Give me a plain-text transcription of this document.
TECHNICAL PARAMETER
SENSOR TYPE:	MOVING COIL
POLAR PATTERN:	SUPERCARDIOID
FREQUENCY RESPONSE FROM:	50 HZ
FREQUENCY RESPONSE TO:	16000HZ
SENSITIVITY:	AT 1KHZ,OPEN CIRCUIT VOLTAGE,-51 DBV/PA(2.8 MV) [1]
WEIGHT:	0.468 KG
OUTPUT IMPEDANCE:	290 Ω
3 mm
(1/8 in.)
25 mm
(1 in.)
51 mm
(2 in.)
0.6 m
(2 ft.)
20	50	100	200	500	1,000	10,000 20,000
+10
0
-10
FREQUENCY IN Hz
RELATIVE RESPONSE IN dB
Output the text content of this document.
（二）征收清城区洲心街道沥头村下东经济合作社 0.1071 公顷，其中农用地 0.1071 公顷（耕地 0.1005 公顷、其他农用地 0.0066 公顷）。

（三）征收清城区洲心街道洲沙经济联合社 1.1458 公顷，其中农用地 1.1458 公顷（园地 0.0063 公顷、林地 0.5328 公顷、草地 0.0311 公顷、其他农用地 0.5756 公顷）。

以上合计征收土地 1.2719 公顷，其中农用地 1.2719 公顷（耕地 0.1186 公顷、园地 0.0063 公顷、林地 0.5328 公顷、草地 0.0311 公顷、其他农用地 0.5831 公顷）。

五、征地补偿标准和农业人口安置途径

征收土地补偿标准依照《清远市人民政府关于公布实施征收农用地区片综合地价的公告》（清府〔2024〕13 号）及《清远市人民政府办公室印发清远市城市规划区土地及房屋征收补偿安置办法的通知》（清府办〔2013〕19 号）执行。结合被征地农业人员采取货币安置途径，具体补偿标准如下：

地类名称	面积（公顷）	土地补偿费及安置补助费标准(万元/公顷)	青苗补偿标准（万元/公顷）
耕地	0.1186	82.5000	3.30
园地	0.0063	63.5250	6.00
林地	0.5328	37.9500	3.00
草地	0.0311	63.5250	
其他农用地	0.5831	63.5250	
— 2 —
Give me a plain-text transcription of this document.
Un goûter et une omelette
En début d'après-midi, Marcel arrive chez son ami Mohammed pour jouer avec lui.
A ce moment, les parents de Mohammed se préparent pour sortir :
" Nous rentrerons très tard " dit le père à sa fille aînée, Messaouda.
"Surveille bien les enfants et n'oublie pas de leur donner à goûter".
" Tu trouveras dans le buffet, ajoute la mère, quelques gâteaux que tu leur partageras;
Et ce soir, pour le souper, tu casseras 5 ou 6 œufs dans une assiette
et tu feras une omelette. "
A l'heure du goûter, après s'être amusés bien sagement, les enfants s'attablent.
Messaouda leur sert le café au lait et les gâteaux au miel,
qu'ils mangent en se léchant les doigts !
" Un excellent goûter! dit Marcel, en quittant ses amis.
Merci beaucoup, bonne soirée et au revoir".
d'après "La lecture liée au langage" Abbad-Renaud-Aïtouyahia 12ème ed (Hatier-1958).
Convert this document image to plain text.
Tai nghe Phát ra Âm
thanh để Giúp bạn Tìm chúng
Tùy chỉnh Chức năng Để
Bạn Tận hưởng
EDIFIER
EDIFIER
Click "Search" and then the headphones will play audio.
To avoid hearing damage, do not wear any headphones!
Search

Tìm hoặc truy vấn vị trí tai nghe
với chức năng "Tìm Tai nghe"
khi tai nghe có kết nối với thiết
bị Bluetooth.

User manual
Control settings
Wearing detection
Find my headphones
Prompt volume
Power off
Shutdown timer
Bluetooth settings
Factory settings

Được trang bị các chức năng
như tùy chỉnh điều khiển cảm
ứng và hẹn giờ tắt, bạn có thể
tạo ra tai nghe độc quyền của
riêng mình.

___

EXERCISE: Pull out each line containing the word "omelette" and copy it.

RESULT:
Un goûter et une omelette
et tu feras une omelette. "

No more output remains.